• _PROBLEM TO SOLVE_:
Look through the listing and locate every line containing the word "text"; copy those lines.
·····
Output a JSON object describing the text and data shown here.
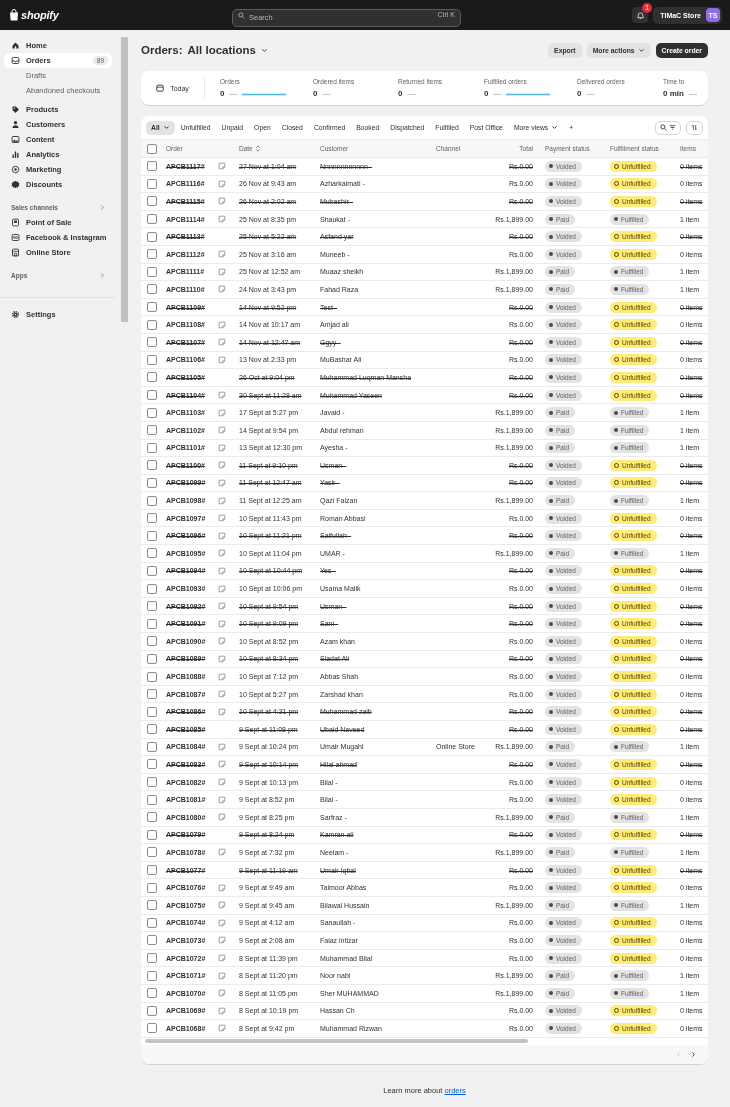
{
  "topbar": {
    "logo": "shopify",
    "search": {
      "placeholder": "Search",
      "shortcut": "Ctrl K"
    },
    "notifications": "1",
    "store": "TIMaC Store",
    "avatar": "TS"
  },
  "sidebar": {
    "items": [
      {
        "label": "Home",
        "selected": false
      },
      {
        "label": "Orders",
        "selected": true,
        "badge": "89",
        "children": [
          {
            "label": "Drafts",
            "selected": false
          },
          {
            "label": "Abandoned checkouts",
            "selected": false
          }
        ]
      },
      {
        "label": "Products",
        "selected": false
      },
      {
        "label": "Customers",
        "selected": false
      },
      {
        "label": "Content",
        "selected": false
      },
      {
        "label": "Analytics",
        "selected": false
      },
      {
        "label": "Marketing",
        "selected": false
      },
      {
        "label": "Discounts",
        "selected": false
      }
    ],
    "sections": [
      {
        "title": "Sales channels",
        "items": [
          {
            "label": "Point of Sale",
            "selected": false
          },
          {
            "label": "Facebook & Instagram",
            "selected": false
          },
          {
            "label": "Online Store",
            "selected": false
          }
        ]
      },
      {
        "title": "Apps"
      }
    ],
    "footer_items": [
      {
        "label": "Settings",
        "selected": false
      }
    ]
  },
  "header": {
    "title": "Orders:",
    "location": "All locations",
    "buttons": [
      {
        "label": "Export",
        "kind": "secondary"
      },
      {
        "label": "More actions",
        "kind": "menu"
      },
      {
        "label": "Create order",
        "kind": "primary"
      }
    ]
  },
  "summary": {
    "period": "Today",
    "metrics": [
      {
        "label": "Orders",
        "value": "0",
        "change": "—",
        "sparkline": true
      },
      {
        "label": "Ordered items",
        "value": "0",
        "change": "—",
        "sparkline": false
      },
      {
        "label": "Returned items",
        "value": "0",
        "change": "—",
        "sparkline": false
      },
      {
        "label": "Fulfilled orders",
        "value": "0",
        "change": "—",
        "sparkline": true
      },
      {
        "label": "Delivered orders",
        "value": "0",
        "change": "—",
        "sparkline": false
      },
      {
        "label": "Time to",
        "value": "0 min",
        "change": "—",
        "sparkline": false
      }
    ]
  },
  "tabs": [
    {
      "label": "All",
      "selected": true
    },
    {
      "label": "Unfulfilled",
      "selected": false
    },
    {
      "label": "Unpaid",
      "selected": false
    },
    {
      "label": "Open",
      "selected": false
    },
    {
      "label": "Closed",
      "selected": false
    },
    {
      "label": "Confirmed",
      "selected": false
    },
    {
      "label": "Booked",
      "selected": false
    },
    {
      "label": "Dispatched",
      "selected": false
    },
    {
      "label": "Fulfilled",
      "selected": false
    },
    {
      "label": "Post Office",
      "selected": false
    },
    {
      "label": "More views",
      "selected": false
    },
    {
      "label": "+",
      "selected": false
    }
  ],
  "table": {
    "columns": [
      "Order",
      "Date",
      "Customer",
      "Channel",
      "Total",
      "Payment status",
      "Fulfillment status",
      "Items"
    ],
    "select_all": {
      "checked": false
    },
    "rows": [
      {
        "checked": false,
        "order": "APCB1117#",
        "note": true,
        "date": "27 Nov at 1:04 am",
        "customer": "Nnnnnnnnnnnn -",
        "total": "Rs.0.00",
        "payment": "Voided",
        "fulfillment": "Unfulfilled",
        "fulfilled": false,
        "items": "0 items",
        "cancelled": true
      },
      {
        "checked": false,
        "order": "APCB1116#",
        "note": true,
        "date": "26 Nov at 9:43 am",
        "customer": "Azharkalmati -",
        "total": "Rs.0.00",
        "payment": "Voided",
        "fulfillment": "Unfulfilled",
        "fulfilled": false,
        "items": "0 items",
        "cancelled": false
      },
      {
        "checked": false,
        "order": "APCB1115#",
        "note": true,
        "date": "26 Nov at 2:02 am",
        "customer": "Mubashir -",
        "total": "Rs.0.00",
        "payment": "Voided",
        "fulfillment": "Unfulfilled",
        "fulfilled": false,
        "items": "0 items",
        "cancelled": true
      },
      {
        "checked": false,
        "order": "APCB1114#",
        "note": true,
        "date": "25 Nov at 8:35 pm",
        "customer": "Shaukat -",
        "total": "Rs.1,899.00",
        "payment": "Paid",
        "fulfillment": "Fulfilled",
        "fulfilled": true,
        "items": "1 item",
        "cancelled": false
      },
      {
        "checked": false,
        "order": "APCB1113#",
        "note": false,
        "date": "25 Nov at 5:22 am",
        "customer": "Asfand yar",
        "total": "Rs.0.00",
        "payment": "Voided",
        "fulfillment": "Unfulfilled",
        "fulfilled": false,
        "items": "0 items",
        "cancelled": true
      },
      {
        "checked": false,
        "order": "APCB1112#",
        "note": true,
        "date": "25 Nov at 3:16 am",
        "customer": "Muneeb -",
        "total": "Rs.0.00",
        "payment": "Voided",
        "fulfillment": "Unfulfilled",
        "fulfilled": false,
        "items": "0 items",
        "cancelled": false
      },
      {
        "checked": false,
        "order": "APCB1111#",
        "note": true,
        "date": "25 Nov at 12:52 am",
        "customer": "Muaaz sheikh",
        "total": "Rs.1,899.00",
        "payment": "Paid",
        "fulfillment": "Fulfilled",
        "fulfilled": true,
        "items": "1 item",
        "cancelled": false
      },
      {
        "checked": false,
        "order": "APCB1110#",
        "note": true,
        "date": "24 Nov at 3:43 pm",
        "customer": "Fahad Raza",
        "total": "Rs.1,899.00",
        "payment": "Paid",
        "fulfillment": "Fulfilled",
        "fulfilled": true,
        "items": "1 item",
        "cancelled": false
      },
      {
        "checked": false,
        "order": "APCB1109#",
        "note": false,
        "date": "14 Nov at 9:52 pm",
        "customer": "Test -",
        "total": "Rs.0.00",
        "payment": "Voided",
        "fulfillment": "Unfulfilled",
        "fulfilled": false,
        "items": "0 items",
        "cancelled": true
      },
      {
        "checked": false,
        "order": "APCB1108#",
        "note": true,
        "date": "14 Nov at 10:17 am",
        "customer": "Amjad ali",
        "total": "Rs.0.00",
        "payment": "Voided",
        "fulfillment": "Unfulfilled",
        "fulfilled": false,
        "items": "0 items",
        "cancelled": false
      },
      {
        "checked": false,
        "order": "APCB1107#",
        "note": true,
        "date": "14 Nov at 12:47 am",
        "customer": "Ggyy -",
        "total": "Rs.0.00",
        "payment": "Voided",
        "fulfillment": "Unfulfilled",
        "fulfilled": false,
        "items": "0 items",
        "cancelled": true
      },
      {
        "checked": false,
        "order": "APCB1106#",
        "note": true,
        "date": "13 Nov at 2:33 pm",
        "customer": "MuBashar Ali",
        "total": "Rs.0.00",
        "payment": "Voided",
        "fulfillment": "Unfulfilled",
        "fulfilled": false,
        "items": "0 items",
        "cancelled": false
      },
      {
        "checked": false,
        "order": "APCB1105#",
        "note": false,
        "date": "26 Oct at 9:04 pm",
        "customer": "Muhammad Luqman Mansha",
        "total": "Rs.0.00",
        "payment": "Voided",
        "fulfillment": "Unfulfilled",
        "fulfilled": false,
        "items": "0 items",
        "cancelled": true
      },
      {
        "checked": false,
        "order": "APCB1104#",
        "note": true,
        "date": "30 Sept at 11:28 am",
        "customer": "Muhammad Yaseen",
        "total": "Rs.0.00",
        "payment": "Voided",
        "fulfillment": "Unfulfilled",
        "fulfilled": false,
        "items": "0 items",
        "cancelled": true
      },
      {
        "checked": false,
        "order": "APCB1103#",
        "note": true,
        "date": "17 Sept at 5:27 pm",
        "customer": "Javaid -",
        "total": "Rs.1,899.00",
        "payment": "Paid",
        "fulfillment": "Fulfilled",
        "fulfilled": true,
        "items": "1 item",
        "cancelled": false
      },
      {
        "checked": false,
        "order": "APCB1102#",
        "note": true,
        "date": "14 Sept at 9:54 pm",
        "customer": "Abdul rehman",
        "total": "Rs.1,899.00",
        "payment": "Paid",
        "fulfillment": "Fulfilled",
        "fulfilled": true,
        "items": "1 item",
        "cancelled": false
      },
      {
        "checked": false,
        "order": "APCB1101#",
        "note": true,
        "date": "13 Sept at 12:30 pm",
        "customer": "Ayesha -",
        "total": "Rs.1,899.00",
        "payment": "Paid",
        "fulfillment": "Fulfilled",
        "fulfilled": true,
        "items": "1 item",
        "cancelled": false
      },
      {
        "checked": false,
        "order": "APCB1100#",
        "note": true,
        "date": "11 Sept at 9:10 pm",
        "customer": "Usman -",
        "total": "Rs.0.00",
        "payment": "Voided",
        "fulfillment": "Unfulfilled",
        "fulfilled": false,
        "items": "0 items",
        "cancelled": true
      },
      {
        "checked": false,
        "order": "APCB1099#",
        "note": true,
        "date": "11 Sept at 12:47 am",
        "customer": "Yasir -",
        "total": "Rs.0.00",
        "payment": "Voided",
        "fulfillment": "Unfulfilled",
        "fulfilled": false,
        "items": "0 items",
        "cancelled": true
      },
      {
        "checked": false,
        "order": "APCB1098#",
        "note": true,
        "date": "11 Sept at 12:25 am",
        "customer": "Qazi Faizan",
        "total": "Rs.1,899.00",
        "payment": "Paid",
        "fulfillment": "Fulfilled",
        "fulfilled": true,
        "items": "1 item",
        "cancelled": false
      },
      {
        "checked": false,
        "order": "APCB1097#",
        "note": true,
        "date": "10 Sept at 11:43 pm",
        "customer": "Roman Abbasi",
        "total": "Rs.0.00",
        "payment": "Voided",
        "fulfillment": "Unfulfilled",
        "fulfilled": false,
        "items": "0 items",
        "cancelled": false
      },
      {
        "checked": false,
        "order": "APCB1096#",
        "note": true,
        "date": "10 Sept at 11:21 pm",
        "customer": "Saifullah -",
        "total": "Rs.0.00",
        "payment": "Voided",
        "fulfillment": "Unfulfilled",
        "fulfilled": false,
        "items": "0 items",
        "cancelled": true
      },
      {
        "checked": false,
        "order": "APCB1095#",
        "note": true,
        "date": "10 Sept at 11:04 pm",
        "customer": "UMAR -",
        "total": "Rs.1,899.00",
        "payment": "Paid",
        "fulfillment": "Fulfilled",
        "fulfilled": true,
        "items": "1 item",
        "cancelled": false
      },
      {
        "checked": false,
        "order": "APCB1094#",
        "note": true,
        "date": "10 Sept at 10:44 pm",
        "customer": "Yes -",
        "total": "Rs.0.00",
        "payment": "Voided",
        "fulfillment": "Unfulfilled",
        "fulfilled": false,
        "items": "0 items",
        "cancelled": true
      },
      {
        "checked": false,
        "order": "APCB1093#",
        "note": true,
        "date": "10 Sept at 10:06 pm",
        "customer": "Usama Malik",
        "total": "Rs.0.00",
        "payment": "Voided",
        "fulfillment": "Unfulfilled",
        "fulfilled": false,
        "items": "0 items",
        "cancelled": false
      },
      {
        "checked": false,
        "order": "APCB1092#",
        "note": true,
        "date": "10 Sept at 9:54 pm",
        "customer": "Usman -",
        "total": "Rs.0.00",
        "payment": "Voided",
        "fulfillment": "Unfulfilled",
        "fulfilled": false,
        "items": "0 items",
        "cancelled": true
      },
      {
        "checked": false,
        "order": "APCB1091#",
        "note": true,
        "date": "10 Sept at 9:09 pm",
        "customer": "Sani -",
        "total": "Rs.0.00",
        "payment": "Voided",
        "fulfillment": "Unfulfilled",
        "fulfilled": false,
        "items": "0 items",
        "cancelled": true
      },
      {
        "checked": false,
        "order": "APCB1090#",
        "note": true,
        "date": "10 Sept at 8:52 pm",
        "customer": "Azam khan",
        "total": "Rs.0.00",
        "payment": "Voided",
        "fulfillment": "Unfulfilled",
        "fulfilled": false,
        "items": "0 items",
        "cancelled": false
      },
      {
        "checked": false,
        "order": "APCB1089#",
        "note": true,
        "date": "10 Sept at 8:34 pm",
        "customer": "Siadat Ali",
        "total": "Rs.0.00",
        "payment": "Voided",
        "fulfillment": "Unfulfilled",
        "fulfilled": false,
        "items": "0 items",
        "cancelled": true
      },
      {
        "checked": false,
        "order": "APCB1088#",
        "note": true,
        "date": "10 Sept at 7:12 pm",
        "customer": "Abbas Shah",
        "total": "Rs.0.00",
        "payment": "Voided",
        "fulfillment": "Unfulfilled",
        "fulfilled": false,
        "items": "0 items",
        "cancelled": false
      },
      {
        "checked": false,
        "order": "APCB1087#",
        "note": true,
        "date": "10 Sept at 5:27 pm",
        "customer": "Zarshad khan",
        "total": "Rs.0.00",
        "payment": "Voided",
        "fulfillment": "Unfulfilled",
        "fulfilled": false,
        "items": "0 items",
        "cancelled": false
      },
      {
        "checked": false,
        "order": "APCB1086#",
        "note": true,
        "date": "10 Sept at 4:31 pm",
        "customer": "Muhammad zaib",
        "total": "Rs.0.00",
        "payment": "Voided",
        "fulfillment": "Unfulfilled",
        "fulfilled": false,
        "items": "0 items",
        "cancelled": true
      },
      {
        "checked": false,
        "order": "APCB1085#",
        "note": false,
        "date": "9 Sept at 11:08 pm",
        "customer": "Ubaid Naveed",
        "total": "Rs.0.00",
        "payment": "Voided",
        "fulfillment": "Unfulfilled",
        "fulfilled": false,
        "items": "0 items",
        "cancelled": true
      },
      {
        "checked": false,
        "order": "APCB1084#",
        "note": true,
        "date": "9 Sept at 10:24 pm",
        "customer": "Umair Mugahl",
        "channel": "Online Store",
        "total": "Rs.1,899.00",
        "payment": "Paid",
        "fulfillment": "Fulfilled",
        "fulfilled": true,
        "items": "1 item",
        "cancelled": false
      },
      {
        "checked": false,
        "order": "APCB1083#",
        "note": true,
        "date": "9 Sept at 10:14 pm",
        "customer": "Hilal ahmad",
        "total": "Rs.0.00",
        "payment": "Voided",
        "fulfillment": "Unfulfilled",
        "fulfilled": false,
        "items": "0 items",
        "cancelled": true
      },
      {
        "checked": false,
        "order": "APCB1082#",
        "note": true,
        "date": "9 Sept at 10:13 pm",
        "customer": "Bilal -",
        "total": "Rs.0.00",
        "payment": "Voided",
        "fulfillment": "Unfulfilled",
        "fulfilled": false,
        "items": "0 items",
        "cancelled": false
      },
      {
        "checked": false,
        "order": "APCB1081#",
        "note": true,
        "date": "9 Sept at 8:52 pm",
        "customer": "Bilal -",
        "total": "Rs.0.00",
        "payment": "Voided",
        "fulfillment": "Unfulfilled",
        "fulfilled": false,
        "items": "0 items",
        "cancelled": false
      },
      {
        "checked": false,
        "order": "APCB1080#",
        "note": true,
        "date": "9 Sept at 8:25 pm",
        "customer": "Sarfraz -",
        "total": "Rs.1,899.00",
        "payment": "Paid",
        "fulfillment": "Fulfilled",
        "fulfilled": true,
        "items": "1 item",
        "cancelled": false
      },
      {
        "checked": false,
        "order": "APCB1079#",
        "note": false,
        "date": "9 Sept at 8:24 pm",
        "customer": "Kamran ali",
        "total": "Rs.0.00",
        "payment": "Voided",
        "fulfillment": "Unfulfilled",
        "fulfilled": false,
        "items": "0 items",
        "cancelled": true
      },
      {
        "checked": false,
        "order": "APCB1078#",
        "note": true,
        "date": "9 Sept at 7:32 pm",
        "customer": "Neelam -",
        "total": "Rs.1,899.00",
        "payment": "Paid",
        "fulfillment": "Fulfilled",
        "fulfilled": true,
        "items": "1 item",
        "cancelled": false
      },
      {
        "checked": false,
        "order": "APCB1077#",
        "note": false,
        "date": "9 Sept at 11:19 am",
        "customer": "Umair Iqbal",
        "total": "Rs.0.00",
        "payment": "Voided",
        "fulfillment": "Unfulfilled",
        "fulfilled": false,
        "items": "0 items",
        "cancelled": true
      },
      {
        "checked": false,
        "order": "APCB1076#",
        "note": true,
        "date": "9 Sept at 9:49 am",
        "customer": "Taimoor Abbas",
        "total": "Rs.0.00",
        "payment": "Voided",
        "fulfillment": "Unfulfilled",
        "fulfilled": false,
        "items": "0 items",
        "cancelled": false
      },
      {
        "checked": false,
        "order": "APCB1075#",
        "note": true,
        "date": "9 Sept at 9:45 am",
        "customer": "Bilawal Hussain",
        "total": "Rs.1,899.00",
        "payment": "Paid",
        "fulfillment": "Fulfilled",
        "fulfilled": true,
        "items": "1 item",
        "cancelled": false
      },
      {
        "checked": false,
        "order": "APCB1074#",
        "note": true,
        "date": "9 Sept at 4:12 am",
        "customer": "Sanaullah -",
        "total": "Rs.0.00",
        "payment": "Voided",
        "fulfillment": "Unfulfilled",
        "fulfilled": false,
        "items": "0 items",
        "cancelled": false
      },
      {
        "checked": false,
        "order": "APCB1073#",
        "note": true,
        "date": "9 Sept at 2:08 am",
        "customer": "Faiaz intizar",
        "total": "Rs.0.00",
        "payment": "Voided",
        "fulfillment": "Unfulfilled",
        "fulfilled": false,
        "items": "0 items",
        "cancelled": false
      },
      {
        "checked": false,
        "order": "APCB1072#",
        "note": true,
        "date": "8 Sept at 11:39 pm",
        "customer": "Muhammad Bilal",
        "total": "Rs.0.00",
        "payment": "Voided",
        "fulfillment": "Unfulfilled",
        "fulfilled": false,
        "items": "0 items",
        "cancelled": false
      },
      {
        "checked": false,
        "order": "APCB1071#",
        "note": true,
        "date": "8 Sept at 11:20 pm",
        "customer": "Noor nabi",
        "total": "Rs.1,899.00",
        "payment": "Paid",
        "fulfillment": "Fulfilled",
        "fulfilled": true,
        "items": "1 item",
        "cancelled": false
      },
      {
        "checked": false,
        "order": "APCB1070#",
        "note": true,
        "date": "8 Sept at 11:05 pm",
        "customer": "Sher MUHAMMAD",
        "total": "Rs.1,899.00",
        "payment": "Paid",
        "fulfillment": "Fulfilled",
        "fulfilled": true,
        "items": "1 item",
        "cancelled": false
      },
      {
        "checked": false,
        "order": "APCB1069#",
        "note": true,
        "date": "8 Sept at 10:19 pm",
        "customer": "Hassan Ch",
        "total": "Rs.0.00",
        "payment": "Voided",
        "fulfillment": "Unfulfilled",
        "fulfilled": false,
        "items": "0 items",
        "cancelled": false
      },
      {
        "checked": false,
        "order": "APCB1068#",
        "note": true,
        "date": "8 Sept at 9:42 pm",
        "customer": "Muhammad Rizwan",
        "total": "Rs.0.00",
        "payment": "Voided",
        "fulfillment": "Unfulfilled",
        "fulfilled": false,
        "items": "0 items",
        "cancelled": false
      }
    ]
  },
  "footer": {
    "text": "Learn more about",
    "link": "orders"
  }
}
·····
• _FULL SOLUTION_:
Output a JSON object describing the text and data shown here.
    "text": "Learn more about",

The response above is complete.